Task directions: Please give the lines of the listing below, everything from the line containing "grommet <box>615 882 624 891</box>" down to the line containing "cross-stitch <box>433 314 447 326</box>", as a JSON list of strings with one string per line, both of those lines included and blank lines left out.

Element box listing
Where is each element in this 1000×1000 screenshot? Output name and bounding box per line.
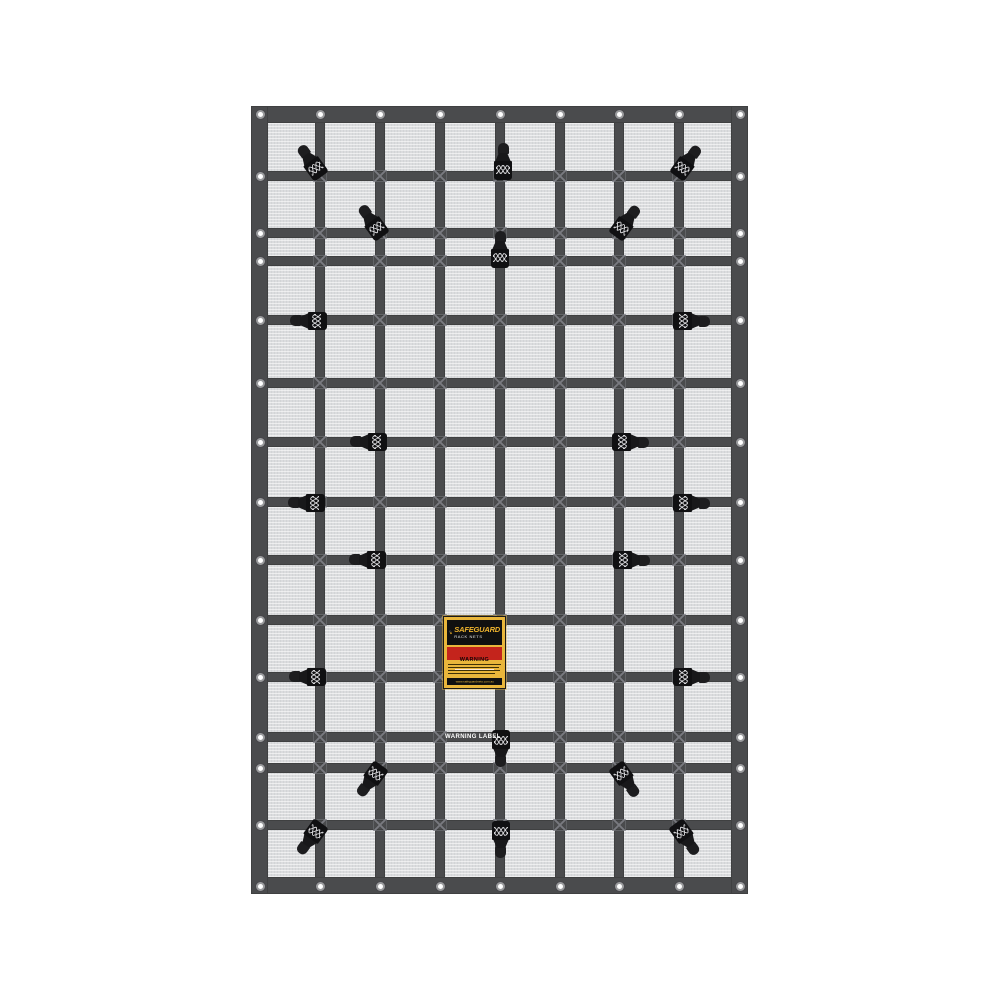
grommet <box>615 882 624 891</box>
cross-stitch <box>313 762 327 774</box>
cross-stitch <box>553 436 567 448</box>
grommet <box>256 438 265 447</box>
grommet <box>256 882 265 891</box>
cross-stitch <box>433 314 447 326</box>
cross-stitch <box>433 227 447 239</box>
cross-stitch <box>373 671 387 683</box>
buckle-cap <box>699 316 710 327</box>
grommet <box>675 110 684 119</box>
grommet <box>256 821 265 830</box>
rack-net <box>251 106 748 894</box>
buckle-cap <box>496 756 507 767</box>
fineprint-line <box>448 664 501 665</box>
cross-stitch <box>553 170 567 182</box>
grommet <box>256 733 265 742</box>
cross-stitch <box>373 377 387 389</box>
warning-band: WARNING <box>447 647 502 660</box>
cross-stitch <box>553 731 567 743</box>
grommet <box>736 764 745 773</box>
buckle-base <box>673 668 692 686</box>
cross-stitch <box>672 436 686 448</box>
grommet <box>256 498 265 507</box>
cross-stitch <box>612 614 626 626</box>
grommet <box>316 110 325 119</box>
cross-stitch <box>553 614 567 626</box>
cam-buckle <box>493 143 513 181</box>
safeguard-label: SAFEGUARD RACK NETS WARNING www.safeguar… <box>443 616 506 689</box>
cross-stitch <box>612 819 626 831</box>
cross-stitch <box>373 255 387 267</box>
cross-stitch <box>373 819 387 831</box>
buckle-cap <box>349 555 360 566</box>
cross-stitch <box>373 170 387 182</box>
buckle-base <box>673 312 692 330</box>
buckle-cap <box>288 498 299 509</box>
buckle-base <box>307 668 326 686</box>
buckle-base <box>368 433 387 451</box>
product-photo: SAFEGUARD RACK NETS WARNING www.safeguar… <box>0 0 1000 1000</box>
buckle-base <box>613 551 632 569</box>
cross-stitch <box>313 377 327 389</box>
grommet <box>376 110 385 119</box>
grommet <box>736 556 745 565</box>
grommet <box>256 229 265 238</box>
buckle-base <box>492 821 510 840</box>
cross-stitch <box>313 614 327 626</box>
cross-stitch <box>433 554 447 566</box>
buckle-base <box>612 433 631 451</box>
cam-buckle <box>350 432 388 452</box>
grommet <box>556 110 565 119</box>
cross-stitch <box>553 554 567 566</box>
grommet <box>256 764 265 773</box>
cross-stitch <box>493 554 507 566</box>
label-header: SAFEGUARD RACK NETS <box>447 620 502 645</box>
buckle-cap <box>639 555 650 566</box>
grommet <box>436 110 445 119</box>
grommet <box>736 498 745 507</box>
grommet <box>256 172 265 181</box>
buckle-cap <box>495 231 506 242</box>
grommet <box>256 110 265 119</box>
warning-band-title: WARNING <box>460 657 489 663</box>
grommet <box>556 882 565 891</box>
grommet <box>736 616 745 625</box>
cross-stitch <box>612 496 626 508</box>
grommet <box>256 556 265 565</box>
cam-buckle <box>290 311 328 331</box>
cross-stitch <box>612 377 626 389</box>
cam-buckle <box>491 820 511 858</box>
cross-stitch <box>672 377 686 389</box>
buckle-cap <box>290 316 301 327</box>
buckle-cap <box>638 437 649 448</box>
cross-stitch <box>313 227 327 239</box>
grommet <box>496 882 505 891</box>
brand-logo-icon <box>449 623 452 642</box>
grommet <box>736 379 745 388</box>
cross-stitch <box>433 255 447 267</box>
buckle-base <box>367 551 386 569</box>
buckle-base <box>491 249 509 268</box>
buckle-base <box>494 161 512 180</box>
cross-stitch <box>553 496 567 508</box>
cross-stitch <box>553 377 567 389</box>
cross-stitch <box>672 255 686 267</box>
cross-stitch <box>612 255 626 267</box>
cam-buckle <box>612 550 650 570</box>
website-bar: www.safeguardnets.com.au <box>447 678 502 685</box>
cross-stitch <box>553 819 567 831</box>
cross-stitch <box>433 762 447 774</box>
cross-stitch <box>373 731 387 743</box>
cross-stitch <box>612 671 626 683</box>
grommet <box>736 673 745 682</box>
cross-stitch <box>553 671 567 683</box>
cross-stitch <box>313 255 327 267</box>
cross-stitch <box>672 614 686 626</box>
buckle-base <box>308 312 327 330</box>
grommet <box>736 438 745 447</box>
grommet <box>736 110 745 119</box>
cam-buckle <box>672 311 710 331</box>
grommet <box>316 882 325 891</box>
cam-buckle <box>672 493 710 513</box>
cam-buckle <box>611 432 649 452</box>
cross-stitch <box>553 255 567 267</box>
strap-warning-label-text: WARNING LABEL <box>445 733 501 742</box>
cross-stitch <box>373 496 387 508</box>
grommet <box>256 379 265 388</box>
grommet <box>376 882 385 891</box>
cross-stitch <box>612 314 626 326</box>
grommet <box>736 229 745 238</box>
grommet <box>256 616 265 625</box>
grommet <box>736 316 745 325</box>
grommet <box>675 882 684 891</box>
cam-buckle <box>672 667 710 687</box>
cross-stitch <box>553 227 567 239</box>
grommet <box>496 110 505 119</box>
buckle-base <box>673 494 692 512</box>
label-fineprint-block <box>447 662 502 676</box>
cross-stitch <box>672 554 686 566</box>
cross-stitch <box>433 496 447 508</box>
grommet <box>436 882 445 891</box>
buckle-cap <box>498 143 509 154</box>
fineprint-line <box>448 670 500 671</box>
cross-stitch <box>373 314 387 326</box>
brand-subtitle: RACK NETS <box>454 635 500 639</box>
grommet <box>736 882 745 891</box>
brand-name: SAFEGUARD <box>454 626 500 634</box>
cross-stitch <box>672 762 686 774</box>
cross-stitch <box>433 170 447 182</box>
grommet <box>736 257 745 266</box>
cross-stitch <box>553 314 567 326</box>
grommet <box>736 733 745 742</box>
grommet <box>256 673 265 682</box>
grommet <box>736 172 745 181</box>
buckle-cap <box>699 672 710 683</box>
cross-stitch <box>672 227 686 239</box>
cross-stitch <box>493 377 507 389</box>
cross-stitch <box>373 614 387 626</box>
cross-stitch <box>612 170 626 182</box>
grommet <box>736 821 745 830</box>
cross-stitch <box>433 377 447 389</box>
cam-buckle <box>288 493 326 513</box>
cam-buckle <box>490 231 510 269</box>
cross-stitch <box>493 436 507 448</box>
cam-buckle <box>289 667 327 687</box>
grommet <box>256 316 265 325</box>
website-text: www.safeguardnets.com.au <box>455 680 493 683</box>
buckle-cap <box>289 672 300 683</box>
cross-stitch <box>433 819 447 831</box>
grommet <box>256 257 265 266</box>
grommet <box>615 110 624 119</box>
cam-buckle <box>349 550 387 570</box>
fineprint-line <box>448 667 499 668</box>
buckle-base <box>306 494 325 512</box>
cross-stitch <box>672 731 686 743</box>
cross-stitch <box>493 496 507 508</box>
cross-stitch <box>433 436 447 448</box>
cross-stitch <box>313 436 327 448</box>
buckle-cap <box>496 847 507 858</box>
fineprint-line <box>448 673 495 674</box>
cross-stitch <box>313 731 327 743</box>
cross-stitch <box>553 762 567 774</box>
cross-stitch <box>313 554 327 566</box>
buckle-cap <box>350 437 361 448</box>
buckle-cap <box>699 498 710 509</box>
cross-stitch <box>493 314 507 326</box>
cross-stitch <box>612 731 626 743</box>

Output below:
[
  "grommet <box>615 882 624 891</box>",
  "cross-stitch <box>313 762 327 774</box>",
  "cross-stitch <box>553 436 567 448</box>",
  "grommet <box>256 438 265 447</box>",
  "grommet <box>256 882 265 891</box>",
  "cross-stitch <box>433 314 447 326</box>"
]